Exercise directions: Quote every entry word for word.

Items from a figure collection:
┏━━
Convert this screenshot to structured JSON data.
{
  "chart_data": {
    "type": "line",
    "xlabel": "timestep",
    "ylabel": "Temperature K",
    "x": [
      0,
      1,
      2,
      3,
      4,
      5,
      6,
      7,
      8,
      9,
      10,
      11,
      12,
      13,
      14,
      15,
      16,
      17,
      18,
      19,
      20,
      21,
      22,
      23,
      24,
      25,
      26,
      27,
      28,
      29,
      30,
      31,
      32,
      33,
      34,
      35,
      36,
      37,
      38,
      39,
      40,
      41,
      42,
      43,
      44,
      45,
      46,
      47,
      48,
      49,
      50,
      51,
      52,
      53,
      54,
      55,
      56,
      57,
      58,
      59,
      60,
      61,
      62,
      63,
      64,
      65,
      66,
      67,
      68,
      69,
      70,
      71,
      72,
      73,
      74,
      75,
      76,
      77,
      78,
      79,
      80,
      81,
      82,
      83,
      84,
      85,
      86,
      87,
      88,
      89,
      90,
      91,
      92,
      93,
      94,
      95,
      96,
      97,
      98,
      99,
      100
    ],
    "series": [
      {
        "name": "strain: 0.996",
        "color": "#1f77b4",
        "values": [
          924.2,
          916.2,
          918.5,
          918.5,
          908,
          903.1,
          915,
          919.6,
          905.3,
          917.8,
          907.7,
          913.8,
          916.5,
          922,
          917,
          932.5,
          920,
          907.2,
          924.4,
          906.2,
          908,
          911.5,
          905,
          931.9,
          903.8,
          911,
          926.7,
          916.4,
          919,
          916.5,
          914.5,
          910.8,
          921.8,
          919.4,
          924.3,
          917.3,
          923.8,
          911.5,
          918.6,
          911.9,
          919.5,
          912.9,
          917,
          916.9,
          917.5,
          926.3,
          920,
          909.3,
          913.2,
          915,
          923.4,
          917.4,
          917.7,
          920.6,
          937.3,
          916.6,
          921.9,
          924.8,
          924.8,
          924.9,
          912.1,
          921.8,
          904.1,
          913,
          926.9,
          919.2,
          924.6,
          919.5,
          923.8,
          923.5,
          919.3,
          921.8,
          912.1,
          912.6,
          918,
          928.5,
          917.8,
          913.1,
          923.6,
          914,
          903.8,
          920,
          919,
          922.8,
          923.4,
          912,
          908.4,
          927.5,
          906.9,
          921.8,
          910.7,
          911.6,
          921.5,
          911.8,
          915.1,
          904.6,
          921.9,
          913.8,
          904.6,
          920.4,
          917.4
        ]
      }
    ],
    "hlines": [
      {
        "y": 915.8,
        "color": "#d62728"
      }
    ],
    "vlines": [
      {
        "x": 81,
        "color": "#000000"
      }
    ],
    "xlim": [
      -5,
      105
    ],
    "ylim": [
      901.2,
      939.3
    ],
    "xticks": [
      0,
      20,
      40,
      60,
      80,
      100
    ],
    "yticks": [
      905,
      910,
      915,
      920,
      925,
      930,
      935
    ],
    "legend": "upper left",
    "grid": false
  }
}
┗━━
Correct output:
Convert this screenshot to structured JSON data.
{
  "chart_data": {
    "type": "line",
    "xlabel": "timestep",
    "ylabel": "Temperature K",
    "x": [
      0,
      1,
      2,
      3,
      4,
      5,
      6,
      7,
      8,
      9,
      10,
      11,
      12,
      13,
      14,
      15,
      16,
      17,
      18,
      19,
      20,
      21,
      22,
      23,
      24,
      25,
      26,
      27,
      28,
      29,
      30,
      31,
      32,
      33,
      34,
      35,
      36,
      37,
      38,
      39,
      40,
      41,
      42,
      43,
      44,
      45,
      46,
      47,
      48,
      49,
      50,
      51,
      52,
      53,
      54,
      55,
      56,
      57,
      58,
      59,
      60,
      61,
      62,
      63,
      64,
      65,
      66,
      67,
      68,
      69,
      70,
      71,
      72,
      73,
      74,
      75,
      76,
      77,
      78,
      79,
      80,
      81,
      82,
      83,
      84,
      85,
      86,
      87,
      88,
      89,
      90,
      91,
      92,
      93,
      94,
      95,
      96,
      97,
      98,
      99,
      100
    ],
    "series": [
      {
        "name": "strain: 0.996",
        "color": "#1f77b4",
        "values": [
          924.2,
          916.2,
          918.5,
          918.5,
          908,
          903.1,
          915,
          919.6,
          905.3,
          917.8,
          907.7,
          913.8,
          916.5,
          922,
          917,
          932.5,
          920,
          907.2,
          924.4,
          906.2,
          908,
          911.5,
          905,
          931.9,
          903.8,
          911,
          926.7,
          916.4,
          919,
          916.5,
          914.5,
          910.8,
          921.8,
          919.4,
          924.3,
          917.3,
          923.8,
          911.5,
          918.6,
          911.9,
          919.5,
          912.9,
          917,
          916.9,
          917.5,
          926.3,
          920,
          909.3,
          913.2,
          915,
          923.4,
          917.4,
          917.7,
          920.6,
          937.3,
          916.6,
          921.9,
          924.8,
          924.8,
          924.9,
          912.1,
          921.8,
          904.1,
          913,
          926.9,
          919.2,
          924.6,
          919.5,
          923.8,
          923.5,
          919.3,
          921.8,
          912.1,
          912.6,
          918,
          928.5,
          917.8,
          913.1,
          923.6,
          914,
          903.8,
          920,
          919,
          922.8,
          923.4,
          912,
          908.4,
          927.5,
          906.9,
          921.8,
          910.7,
          911.6,
          921.5,
          911.8,
          915.1,
          904.6,
          921.9,
          913.8,
          904.6,
          920.4,
          917.4
        ]
      }
    ],
    "hlines": [
      {
        "y": 915.8,
        "color": "#d62728"
      }
    ],
    "vlines": [
      {
        "x": 81,
        "color": "#000000"
      }
    ],
    "xlim": [
      -5,
      105
    ],
    "ylim": [
      901.2,
      939.3
    ],
    "xticks": [
      0,
      20,
      40,
      60,
      80,
      100
    ],
    "yticks": [
      905,
      910,
      915,
      920,
      925,
      930,
      935
    ],
    "legend": "upper left",
    "grid": false
  }
}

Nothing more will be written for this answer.